DATA SUPPLIED.
** START **

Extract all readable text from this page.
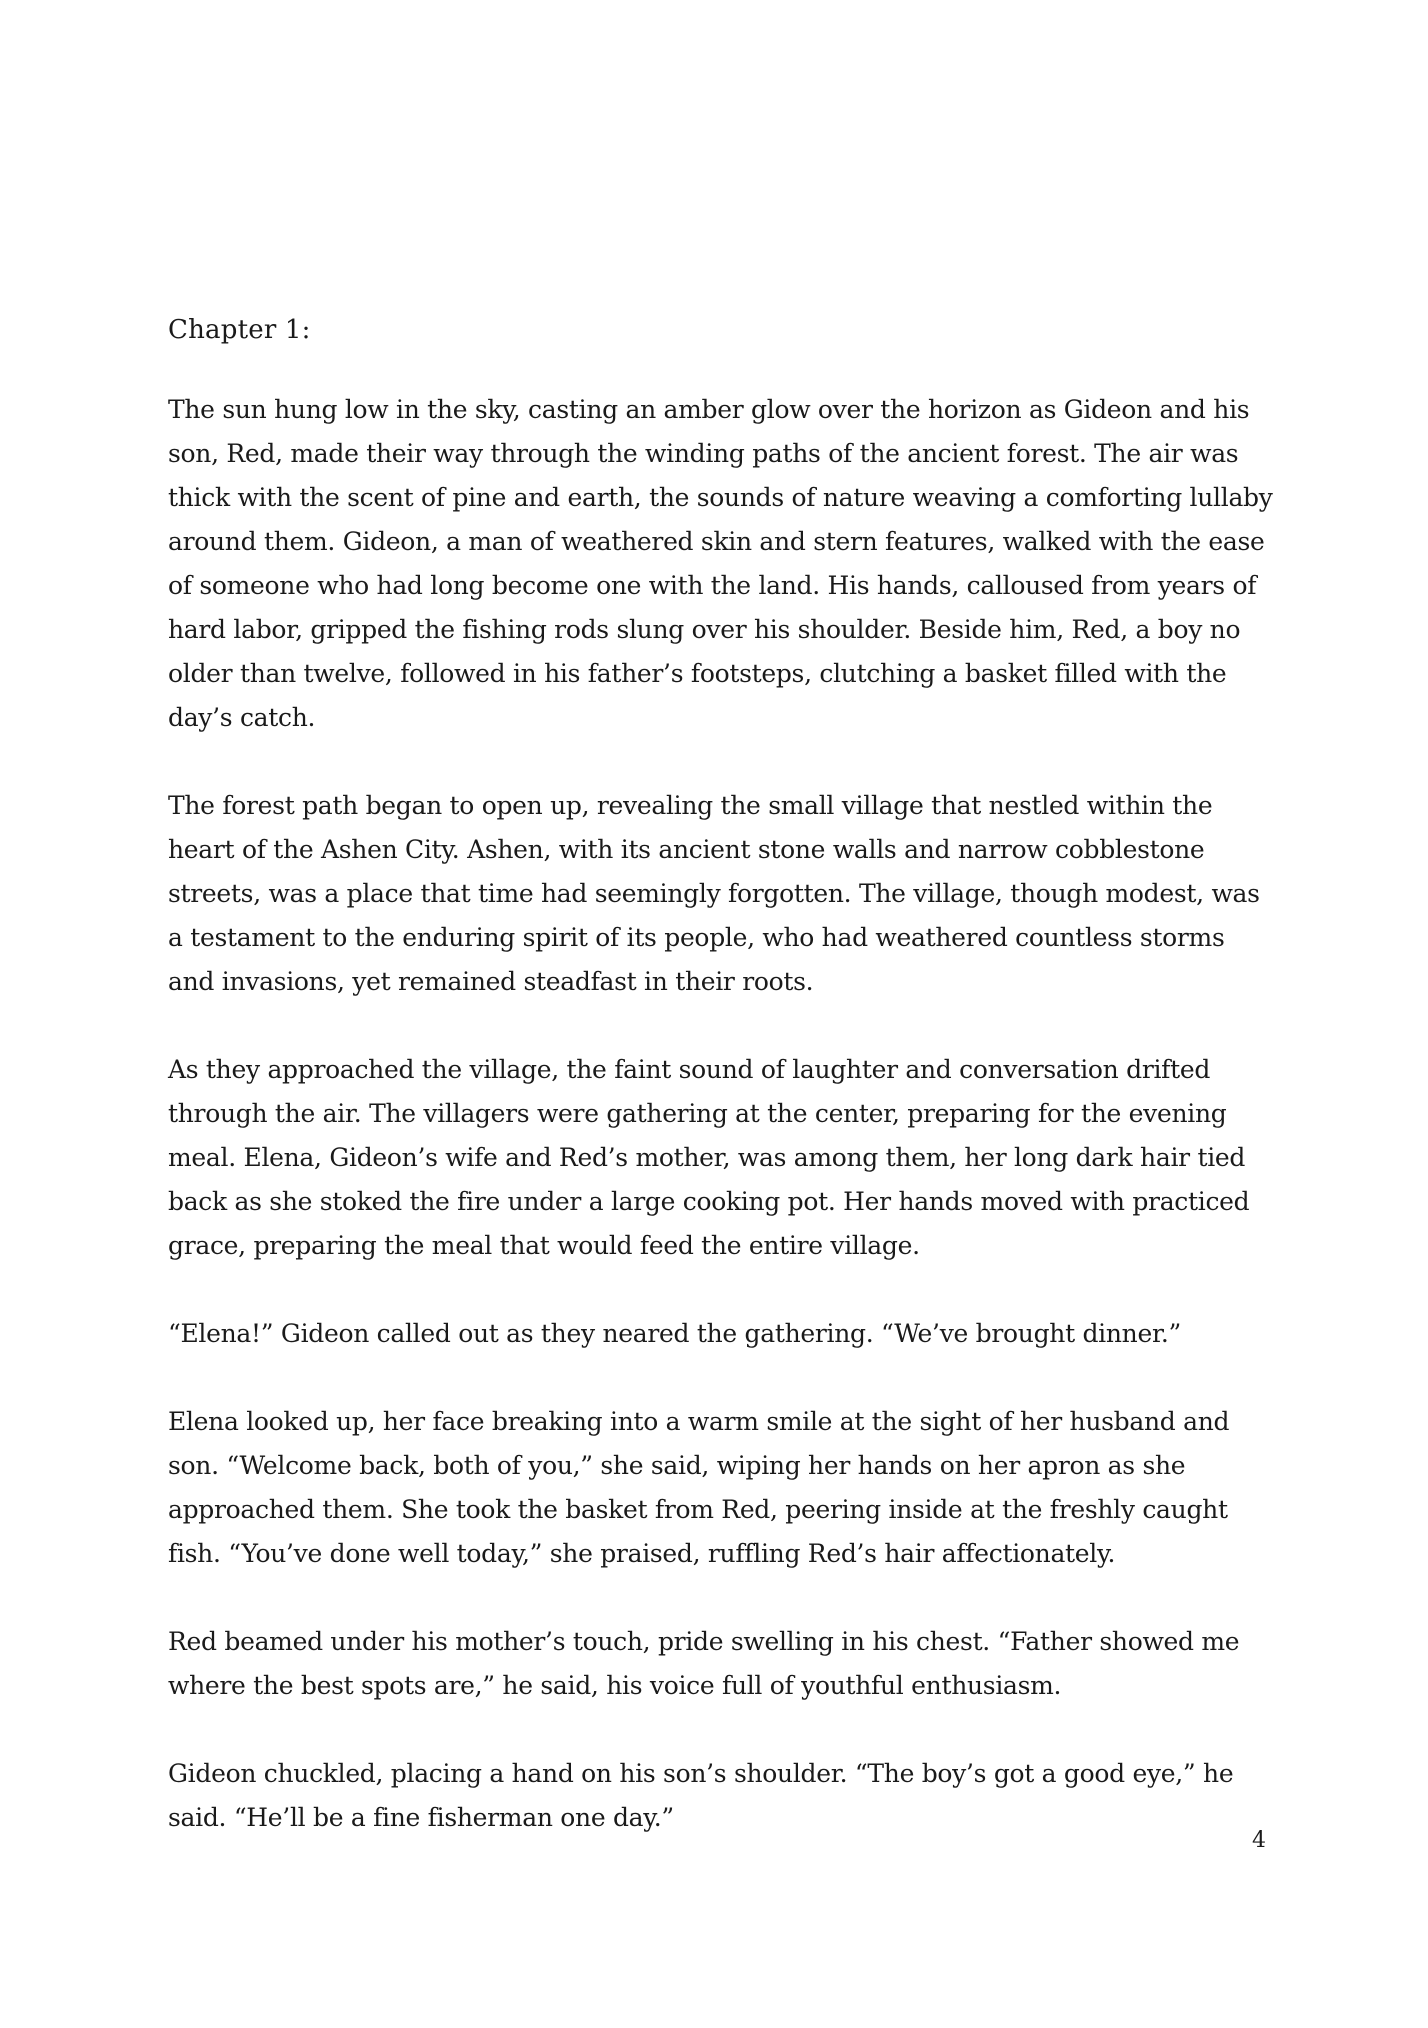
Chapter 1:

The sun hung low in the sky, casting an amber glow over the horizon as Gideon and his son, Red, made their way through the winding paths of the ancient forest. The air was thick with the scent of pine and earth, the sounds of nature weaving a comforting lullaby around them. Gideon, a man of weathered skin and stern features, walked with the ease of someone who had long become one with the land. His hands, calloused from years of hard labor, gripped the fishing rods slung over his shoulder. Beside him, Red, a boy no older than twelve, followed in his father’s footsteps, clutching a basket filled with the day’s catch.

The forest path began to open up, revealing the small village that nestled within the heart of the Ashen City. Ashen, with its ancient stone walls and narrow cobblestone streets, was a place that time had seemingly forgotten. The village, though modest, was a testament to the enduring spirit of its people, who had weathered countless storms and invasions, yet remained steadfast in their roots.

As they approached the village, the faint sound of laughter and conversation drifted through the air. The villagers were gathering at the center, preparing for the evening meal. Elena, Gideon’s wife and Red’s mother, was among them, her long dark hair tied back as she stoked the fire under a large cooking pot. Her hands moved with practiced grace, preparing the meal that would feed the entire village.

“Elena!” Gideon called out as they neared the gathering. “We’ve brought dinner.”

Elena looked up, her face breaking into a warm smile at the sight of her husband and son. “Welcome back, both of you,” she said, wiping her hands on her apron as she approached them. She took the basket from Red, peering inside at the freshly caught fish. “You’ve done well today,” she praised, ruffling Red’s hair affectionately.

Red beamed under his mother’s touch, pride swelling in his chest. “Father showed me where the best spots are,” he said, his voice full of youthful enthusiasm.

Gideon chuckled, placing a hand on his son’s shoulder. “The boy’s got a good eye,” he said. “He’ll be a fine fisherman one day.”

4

** END **

OBJECTIVE. Search the data above for the string "forest" and copy each line that has it.

REPLY TO THE EXERCISE.
The sun hung low in the sky, casting an amber glow over the horizon as Gideon and his son, Red, made their way through the winding paths of the ancient forest. The air was thick with the scent of pine and earth, the sounds of nature weaving a comforting lullaby around them. Gideon, a man of weathered skin and stern features, walked with the ease of someone who had long become one with the land. His hands, calloused from years of hard labor, gripped the fishing rods slung over his shoulder. Beside him, Red, a boy no older than twelve, followed in his father’s footsteps, clutching a basket filled with the day’s catch.
The forest path began to open up, revealing the small village that nestled within the heart of the Ashen City. Ashen, with its ancient stone walls and narrow cobblestone streets, was a place that time had seemingly forgotten. The village, though modest, was a testament to the enduring spirit of its people, who had weathered countless storms and invasions, yet remained steadfast in their roots.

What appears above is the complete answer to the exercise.